*** Exercise inputs ***

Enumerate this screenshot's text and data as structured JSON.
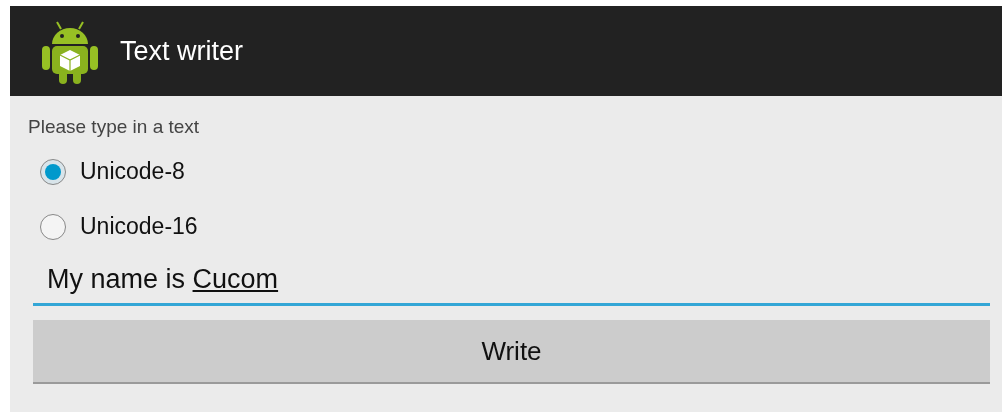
{
  "action_bar": {
    "title": "Text writer"
  },
  "prompt": "Please type in a text",
  "encodings": [
    {
      "label": "Unicode-8",
      "selected": true
    },
    {
      "label": "Unicode-16",
      "selected": false
    }
  ],
  "text_field": {
    "value": "My name is",
    "composing_word": "Cucom",
    "focused": true
  },
  "buttons": [
    {
      "label": "Write"
    }
  ]
}
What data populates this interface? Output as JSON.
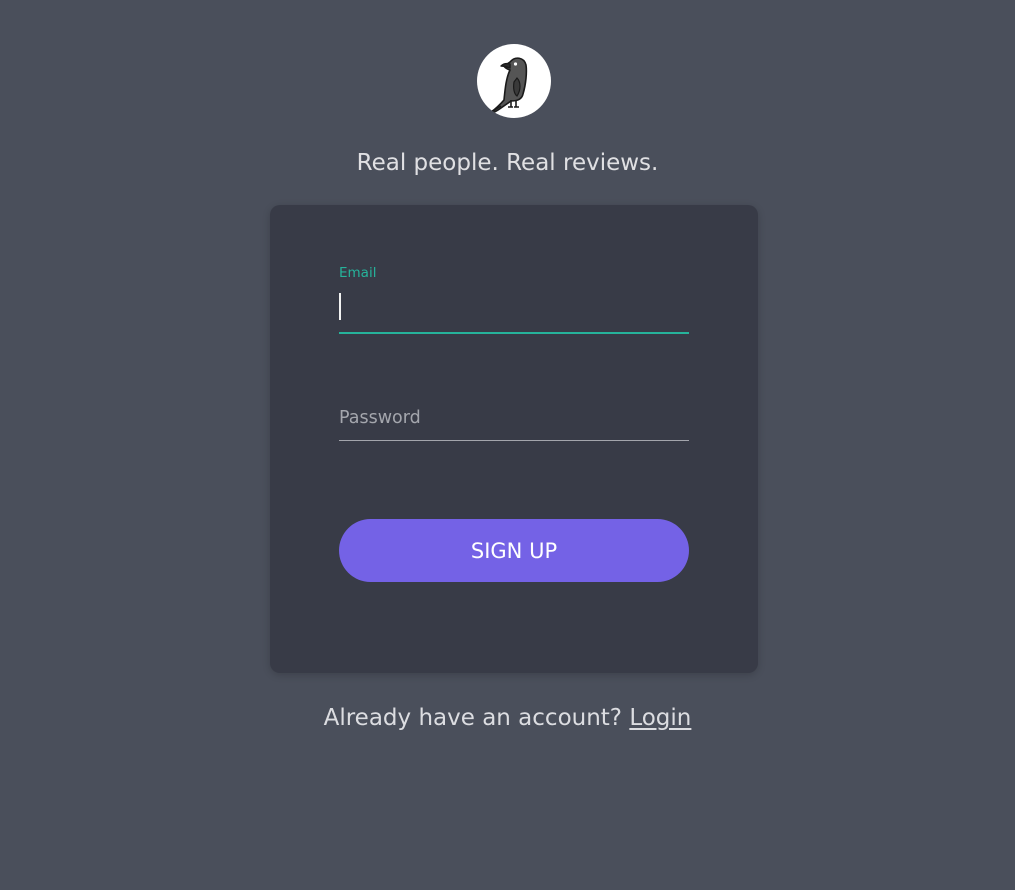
{
  "brand": {
    "logo_icon": "crow-icon",
    "tagline": "Real people. Real reviews."
  },
  "form": {
    "email": {
      "label": "Email",
      "value": ""
    },
    "password": {
      "placeholder": "Password",
      "value": ""
    },
    "submit_label": "SIGN UP"
  },
  "footer": {
    "prompt": "Already have an account?",
    "login_link": "Login"
  },
  "colors": {
    "background": "#4a4f5b",
    "card": "#383b47",
    "accent_teal": "#26b39b",
    "button_purple": "#7462e6"
  }
}
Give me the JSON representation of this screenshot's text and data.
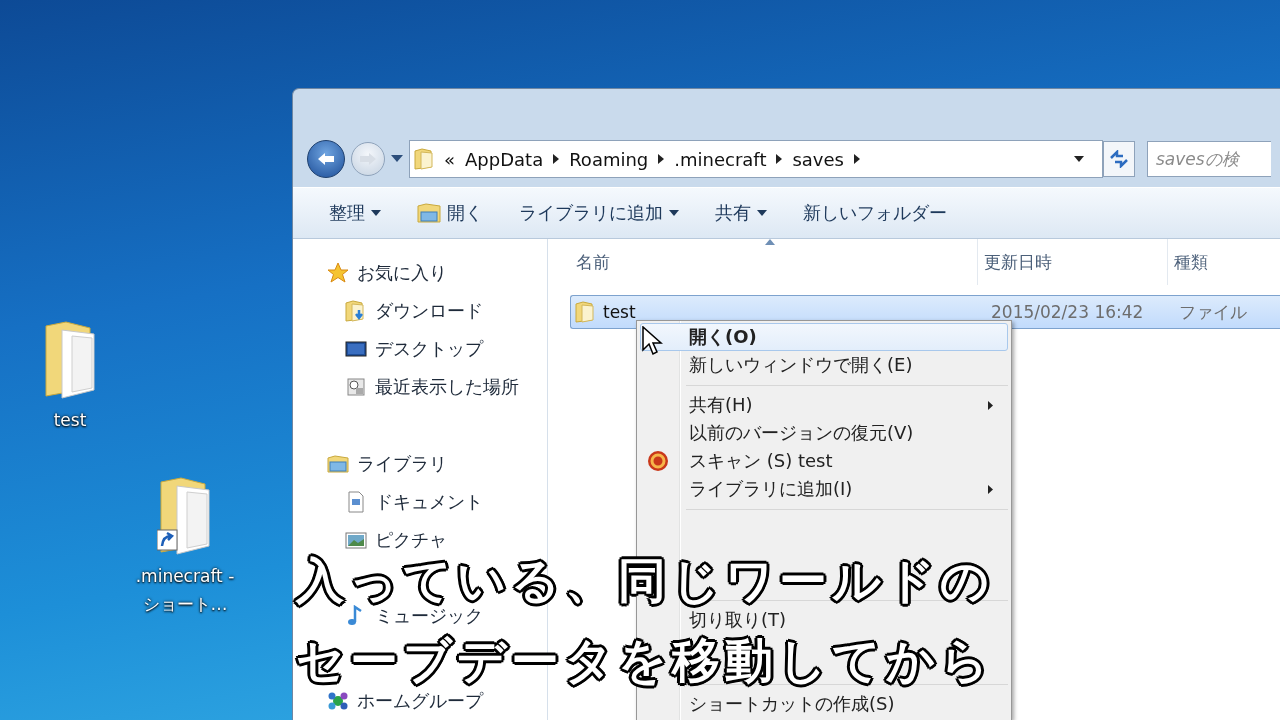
{
  "desktop": {
    "icons": [
      {
        "label": "test",
        "kind": "folder"
      },
      {
        "label": ".minecraft - ショート…",
        "kind": "shortcut"
      }
    ]
  },
  "explorer": {
    "back": {
      "disabled": false
    },
    "forward": {
      "disabled": true
    },
    "address": {
      "overflow": "«",
      "crumbs": [
        "AppData",
        "Roaming",
        ".minecraft",
        "saves"
      ]
    },
    "search": {
      "placeholder": "savesの検"
    },
    "toolbar": [
      {
        "label": "整理",
        "kind": "menu"
      },
      {
        "label": "開く",
        "kind": "open"
      },
      {
        "label": "ライブラリに追加",
        "kind": "menu"
      },
      {
        "label": "共有",
        "kind": "menu"
      },
      {
        "label": "新しいフォルダー",
        "kind": "plain"
      }
    ],
    "nav_pane": [
      {
        "label": "お気に入り",
        "kind": "favorites",
        "children": [
          {
            "label": "ダウンロード",
            "kind": "downloads"
          },
          {
            "label": "デスクトップ",
            "kind": "desktop"
          },
          {
            "label": "最近表示した場所",
            "kind": "recent"
          }
        ]
      },
      {
        "label": "ライブラリ",
        "kind": "libraries",
        "children": [
          {
            "label": "ドキュメント",
            "kind": "documents"
          },
          {
            "label": "ピクチャ",
            "kind": "pictures"
          },
          {
            "kind": "covered"
          },
          {
            "label": "ミュージック",
            "kind": "music"
          }
        ]
      },
      {
        "label": "ホームグループ",
        "kind": "homegroup"
      }
    ],
    "columns": [
      {
        "label": "名前",
        "sorted": true
      },
      {
        "label": "更新日時",
        "sorted": false
      },
      {
        "label": "種類",
        "sorted": false
      }
    ],
    "rows": [
      {
        "name": "test",
        "modified": "2015/02/23 16:42",
        "type": "ファイル",
        "selected": true
      }
    ]
  },
  "context_menu": {
    "items": [
      {
        "kind": "item",
        "label": "開く(O)",
        "default": true,
        "selected": true,
        "submenu": false,
        "has_icon": false
      },
      {
        "kind": "item",
        "label": "新しいウィンドウで開く(E)",
        "default": false,
        "selected": false,
        "submenu": false,
        "has_icon": false
      },
      {
        "kind": "separator"
      },
      {
        "kind": "item",
        "label": "共有(H)",
        "default": false,
        "selected": false,
        "submenu": true,
        "has_icon": false
      },
      {
        "kind": "item",
        "label": "以前のバージョンの復元(V)",
        "default": false,
        "selected": false,
        "submenu": false,
        "has_icon": false
      },
      {
        "kind": "item",
        "label": "スキャン (S) test",
        "default": false,
        "selected": false,
        "submenu": false,
        "has_icon": true
      },
      {
        "kind": "item",
        "label": "ライブラリに追加(I)",
        "default": false,
        "selected": false,
        "submenu": true,
        "has_icon": false
      },
      {
        "kind": "separator"
      },
      {
        "kind": "covered"
      },
      {
        "kind": "separator"
      },
      {
        "kind": "item",
        "label": "切り取り(T)",
        "default": false,
        "selected": false,
        "submenu": false,
        "has_icon": false
      },
      {
        "kind": "covered"
      },
      {
        "kind": "separator"
      },
      {
        "kind": "item",
        "label": "ショートカットの作成(S)",
        "default": false,
        "selected": false,
        "submenu": false,
        "has_icon": false
      }
    ]
  },
  "subtitle": {
    "lines": [
      "入っている、同じワールドの",
      "セーブデータを移動してから"
    ]
  }
}
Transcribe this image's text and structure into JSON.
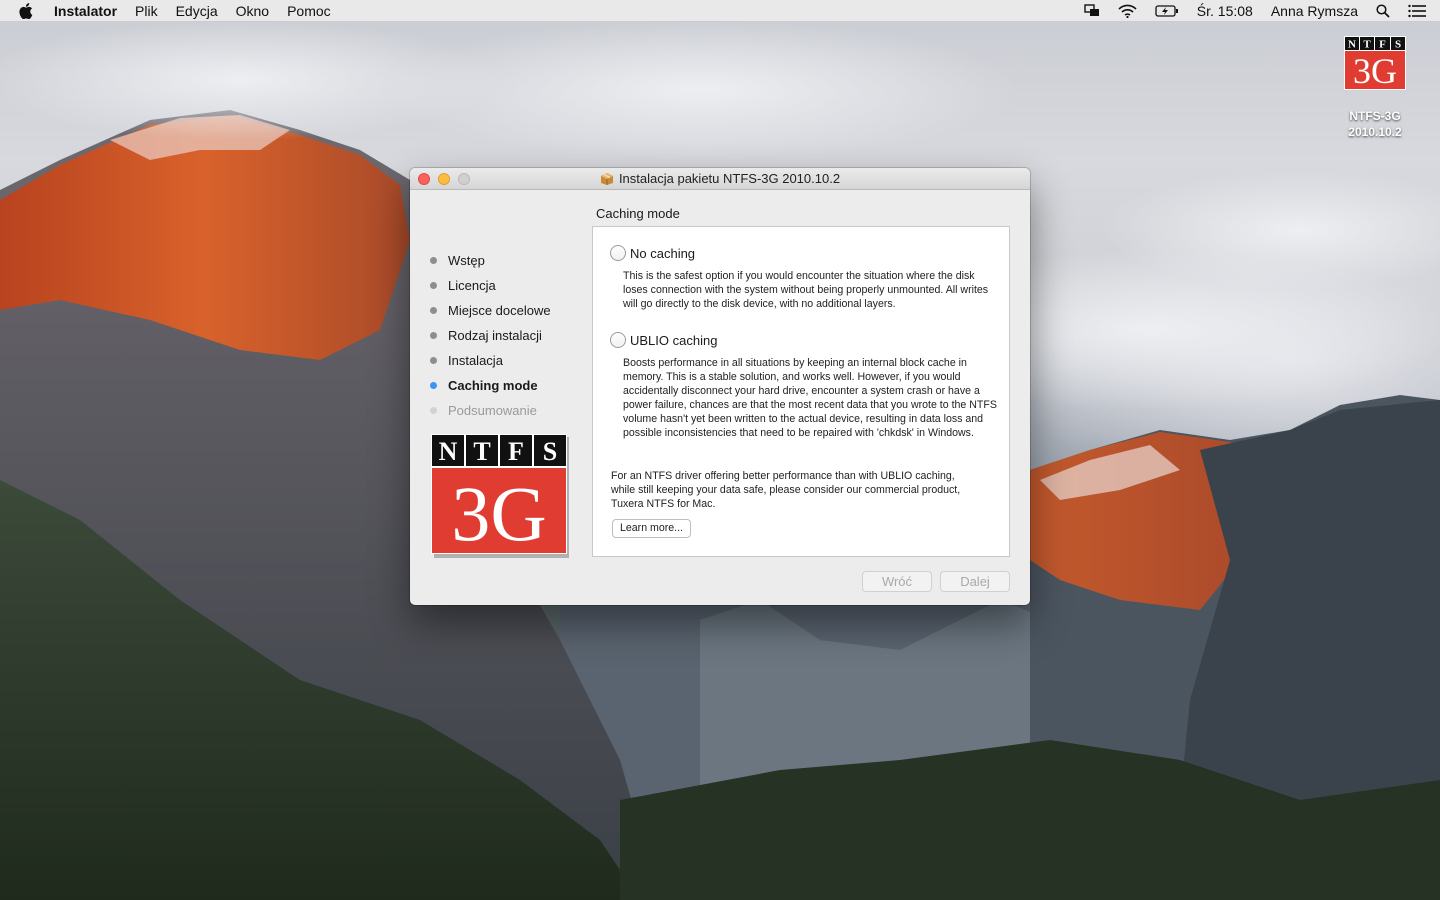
{
  "menubar": {
    "app_name": "Instalator",
    "menus": [
      "Plik",
      "Edycja",
      "Okno",
      "Pomoc"
    ],
    "clock": "Śr. 15:08",
    "user": "Anna Rymsza",
    "status_icons": [
      "display-mirror-icon",
      "wifi-icon",
      "battery-icon",
      "search-icon",
      "list-icon"
    ]
  },
  "desktop_icon": {
    "logo_top": [
      "N",
      "T",
      "F",
      "S"
    ],
    "logo_bottom": "3G",
    "label_line1": "NTFS-3G",
    "label_line2": "2010.10.2"
  },
  "window": {
    "title": "Instalacja pakietu NTFS-3G 2010.10.2",
    "steps": [
      {
        "label": "Wstęp",
        "state": "done"
      },
      {
        "label": "Licencja",
        "state": "done"
      },
      {
        "label": "Miejsce docelowe",
        "state": "done"
      },
      {
        "label": "Rodzaj instalacji",
        "state": "done"
      },
      {
        "label": "Instalacja",
        "state": "done"
      },
      {
        "label": "Caching mode",
        "state": "active"
      },
      {
        "label": "Podsumowanie",
        "state": "future"
      }
    ],
    "logo_top": [
      "N",
      "T",
      "F",
      "S"
    ],
    "logo_bottom": "3G",
    "section_title": "Caching mode",
    "options": [
      {
        "label": "No caching",
        "selected": false,
        "description": "This is the safest option if you would encounter the situation where the disk loses connection with the system without being properly unmounted. All writes will go directly to the disk device, with no additional layers."
      },
      {
        "label": "UBLIO caching",
        "selected": false,
        "description": "Boosts performance in all situations by keeping an internal block cache in memory. This is a stable solution, and works well. However, if you would accidentally disconnect your hard drive, encounter a system crash or have a power failure, chances are that the most recent data that you wrote to the NTFS volume hasn't yet been written to the actual device, resulting in data loss and possible inconsistencies that need to be repaired with 'chkdsk' in Windows."
      }
    ],
    "note": "For an NTFS driver offering better performance than with UBLIO caching, while still keeping your data safe, please consider our commercial product, Tuxera NTFS for Mac.",
    "learn_more_label": "Learn more...",
    "back_label": "Wróć",
    "next_label": "Dalej"
  },
  "colors": {
    "active_step_dot": "#3d93f5",
    "logo_red": "#e03c31",
    "logo_black": "#111111"
  }
}
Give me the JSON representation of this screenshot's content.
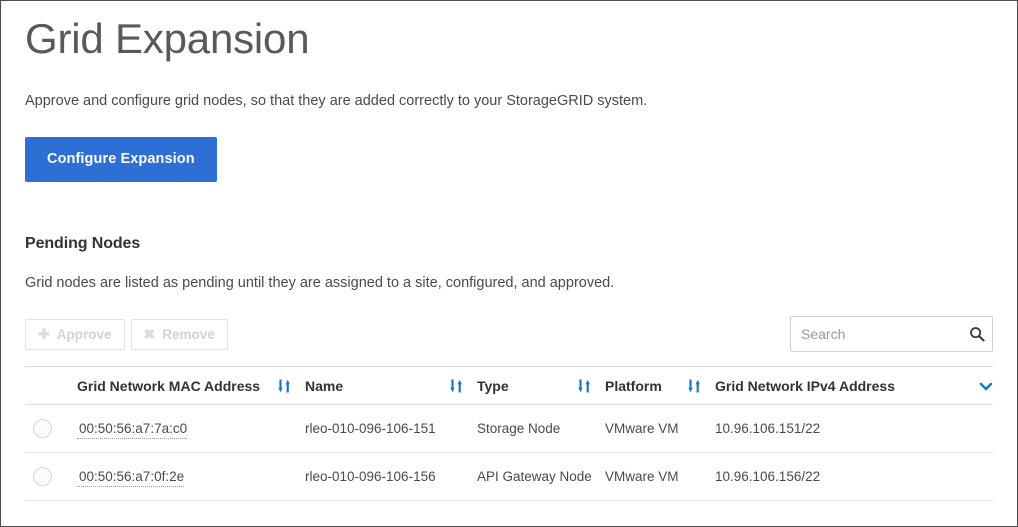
{
  "page": {
    "title": "Grid Expansion",
    "description": "Approve and configure grid nodes, so that they are added correctly to your StorageGRID system.",
    "primary_button": "Configure Expansion",
    "accent_color": "#2d6fd4",
    "title_color": "#58595b"
  },
  "pending_section": {
    "heading": "Pending Nodes",
    "description": "Grid nodes are listed as pending until they are assigned to a site, configured, and approved.",
    "toolbar": {
      "approve_label": "Approve",
      "approve_icon": "plus-icon",
      "approve_disabled": true,
      "remove_label": "Remove",
      "remove_icon": "times-icon",
      "remove_disabled": true
    },
    "search": {
      "placeholder": "Search",
      "value": "",
      "icon": "search-icon"
    },
    "table": {
      "columns": [
        {
          "key": "select",
          "label": "",
          "icon": ""
        },
        {
          "key": "mac",
          "label": "Grid Network MAC Address",
          "icon": "sort-icon"
        },
        {
          "key": "name",
          "label": "Name",
          "icon": "sort-icon"
        },
        {
          "key": "type",
          "label": "Type",
          "icon": "sort-icon"
        },
        {
          "key": "platform",
          "label": "Platform",
          "icon": "sort-icon"
        },
        {
          "key": "ip",
          "label": "Grid Network IPv4 Address",
          "icon": "chevron-down-icon"
        }
      ],
      "rows": [
        {
          "selected": false,
          "mac": "00:50:56:a7:7a:c0",
          "name": "rleo-010-096-106-151",
          "type": "Storage Node",
          "platform": "VMware VM",
          "ip": "10.96.106.151/22"
        },
        {
          "selected": false,
          "mac": "00:50:56:a7:0f:2e",
          "name": "rleo-010-096-106-156",
          "type": "API Gateway Node",
          "platform": "VMware VM",
          "ip": "10.96.106.156/22"
        }
      ]
    }
  }
}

***

Exercise directions: Pick out all lines from the data above in which the word "test" appears.

Complete response:
        "label": "test",
        "name": "test",
        "label": "スキャン (S) test",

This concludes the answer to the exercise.